**DIRECTIONS FOR THIS TASK:** Below are records to transcribe exactly, without their pictures.

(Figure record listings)
──────

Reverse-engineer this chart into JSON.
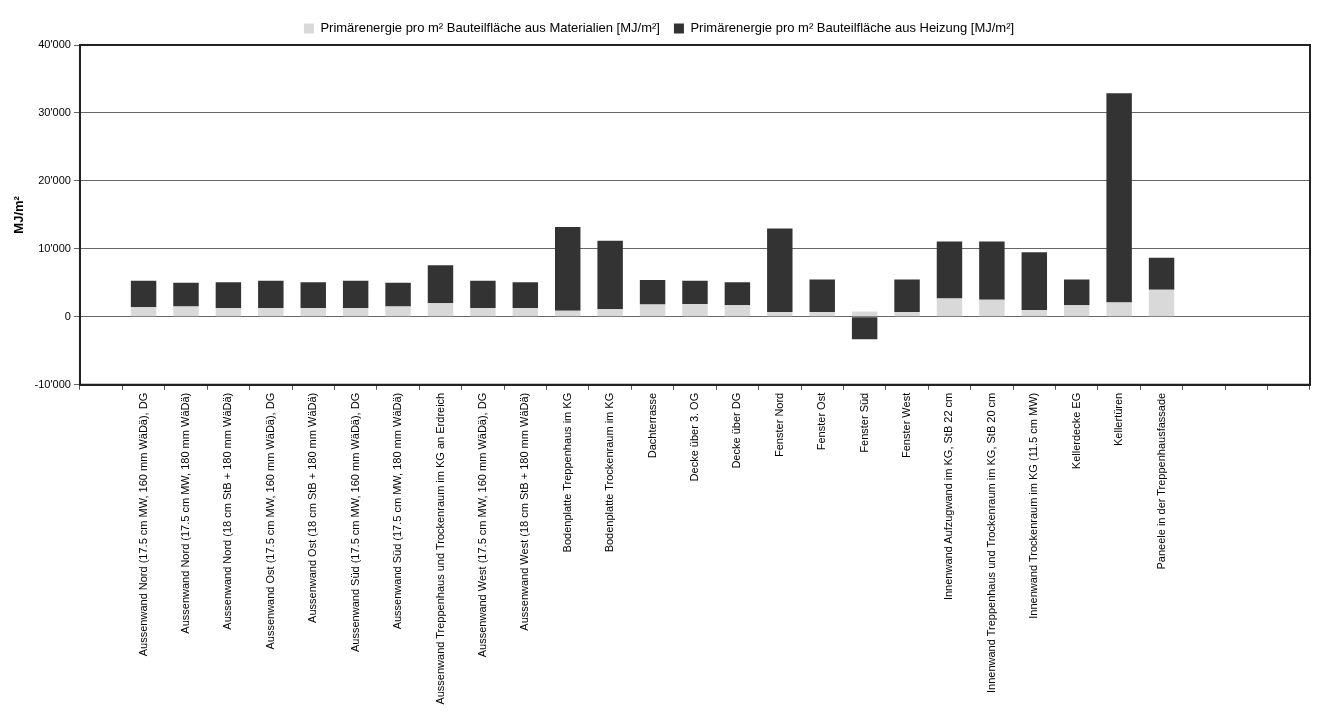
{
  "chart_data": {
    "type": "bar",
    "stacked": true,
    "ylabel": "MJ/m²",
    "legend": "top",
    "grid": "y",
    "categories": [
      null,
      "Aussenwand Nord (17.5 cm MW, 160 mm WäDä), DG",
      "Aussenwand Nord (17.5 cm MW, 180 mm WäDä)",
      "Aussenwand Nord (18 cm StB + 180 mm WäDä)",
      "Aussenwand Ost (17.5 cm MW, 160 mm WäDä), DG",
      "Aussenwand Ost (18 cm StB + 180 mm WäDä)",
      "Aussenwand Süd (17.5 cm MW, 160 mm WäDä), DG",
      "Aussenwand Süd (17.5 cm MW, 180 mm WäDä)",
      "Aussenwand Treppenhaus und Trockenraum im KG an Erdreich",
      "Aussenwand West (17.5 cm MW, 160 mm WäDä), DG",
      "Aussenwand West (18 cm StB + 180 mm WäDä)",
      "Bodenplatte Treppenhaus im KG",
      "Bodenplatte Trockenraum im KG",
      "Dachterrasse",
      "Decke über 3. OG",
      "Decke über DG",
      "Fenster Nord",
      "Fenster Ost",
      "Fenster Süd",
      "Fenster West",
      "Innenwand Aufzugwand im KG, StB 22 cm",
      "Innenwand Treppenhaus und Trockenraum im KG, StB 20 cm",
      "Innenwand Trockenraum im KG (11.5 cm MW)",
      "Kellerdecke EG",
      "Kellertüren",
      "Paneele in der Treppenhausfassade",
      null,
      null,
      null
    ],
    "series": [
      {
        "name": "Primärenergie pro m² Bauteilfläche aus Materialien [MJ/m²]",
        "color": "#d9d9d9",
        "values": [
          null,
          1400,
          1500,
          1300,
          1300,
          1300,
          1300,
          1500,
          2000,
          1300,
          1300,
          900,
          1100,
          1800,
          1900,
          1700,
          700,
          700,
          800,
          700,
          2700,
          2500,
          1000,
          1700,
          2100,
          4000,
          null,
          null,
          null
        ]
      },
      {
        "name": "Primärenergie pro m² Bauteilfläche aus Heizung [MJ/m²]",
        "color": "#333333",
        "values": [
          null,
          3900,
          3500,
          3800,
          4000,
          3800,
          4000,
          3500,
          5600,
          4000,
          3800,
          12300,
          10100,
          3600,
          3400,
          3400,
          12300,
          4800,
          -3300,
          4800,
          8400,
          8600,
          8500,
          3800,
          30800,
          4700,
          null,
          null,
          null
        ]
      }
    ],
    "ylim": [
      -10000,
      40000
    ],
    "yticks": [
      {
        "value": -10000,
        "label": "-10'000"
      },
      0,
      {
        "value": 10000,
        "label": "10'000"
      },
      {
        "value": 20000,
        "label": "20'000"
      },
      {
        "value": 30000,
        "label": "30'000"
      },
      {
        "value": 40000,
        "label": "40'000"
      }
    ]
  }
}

──────

**THE COMPLETED TASK:**
Reverse-engineer this chart into JSON.
{
  "chart_data": {
    "type": "bar",
    "stacked": true,
    "ylabel": "MJ/m²",
    "legend": "top",
    "grid": "y",
    "categories": [
      null,
      "Aussenwand Nord (17.5 cm MW, 160 mm WäDä), DG",
      "Aussenwand Nord (17.5 cm MW, 180 mm WäDä)",
      "Aussenwand Nord (18 cm StB + 180 mm WäDä)",
      "Aussenwand Ost (17.5 cm MW, 160 mm WäDä), DG",
      "Aussenwand Ost (18 cm StB + 180 mm WäDä)",
      "Aussenwand Süd (17.5 cm MW, 160 mm WäDä), DG",
      "Aussenwand Süd (17.5 cm MW, 180 mm WäDä)",
      "Aussenwand Treppenhaus und Trockenraum im KG an Erdreich",
      "Aussenwand West (17.5 cm MW, 160 mm WäDä), DG",
      "Aussenwand West (18 cm StB + 180 mm WäDä)",
      "Bodenplatte Treppenhaus im KG",
      "Bodenplatte Trockenraum im KG",
      "Dachterrasse",
      "Decke über 3. OG",
      "Decke über DG",
      "Fenster Nord",
      "Fenster Ost",
      "Fenster Süd",
      "Fenster West",
      "Innenwand Aufzugwand im KG, StB 22 cm",
      "Innenwand Treppenhaus und Trockenraum im KG, StB 20 cm",
      "Innenwand Trockenraum im KG (11.5 cm MW)",
      "Kellerdecke EG",
      "Kellertüren",
      "Paneele in der Treppenhausfassade",
      null,
      null,
      null
    ],
    "series": [
      {
        "name": "Primärenergie pro m² Bauteilfläche aus Materialien [MJ/m²]",
        "color": "#d9d9d9",
        "values": [
          null,
          1400,
          1500,
          1300,
          1300,
          1300,
          1300,
          1500,
          2000,
          1300,
          1300,
          900,
          1100,
          1800,
          1900,
          1700,
          700,
          700,
          800,
          700,
          2700,
          2500,
          1000,
          1700,
          2100,
          4000,
          null,
          null,
          null
        ]
      },
      {
        "name": "Primärenergie pro m² Bauteilfläche aus Heizung [MJ/m²]",
        "color": "#333333",
        "values": [
          null,
          3900,
          3500,
          3800,
          4000,
          3800,
          4000,
          3500,
          5600,
          4000,
          3800,
          12300,
          10100,
          3600,
          3400,
          3400,
          12300,
          4800,
          -3300,
          4800,
          8400,
          8600,
          8500,
          3800,
          30800,
          4700,
          null,
          null,
          null
        ]
      }
    ],
    "ylim": [
      -10000,
      40000
    ],
    "yticks": [
      {
        "value": -10000,
        "label": "-10'000"
      },
      0,
      {
        "value": 10000,
        "label": "10'000"
      },
      {
        "value": 20000,
        "label": "20'000"
      },
      {
        "value": 30000,
        "label": "30'000"
      },
      {
        "value": 40000,
        "label": "40'000"
      }
    ]
  }
}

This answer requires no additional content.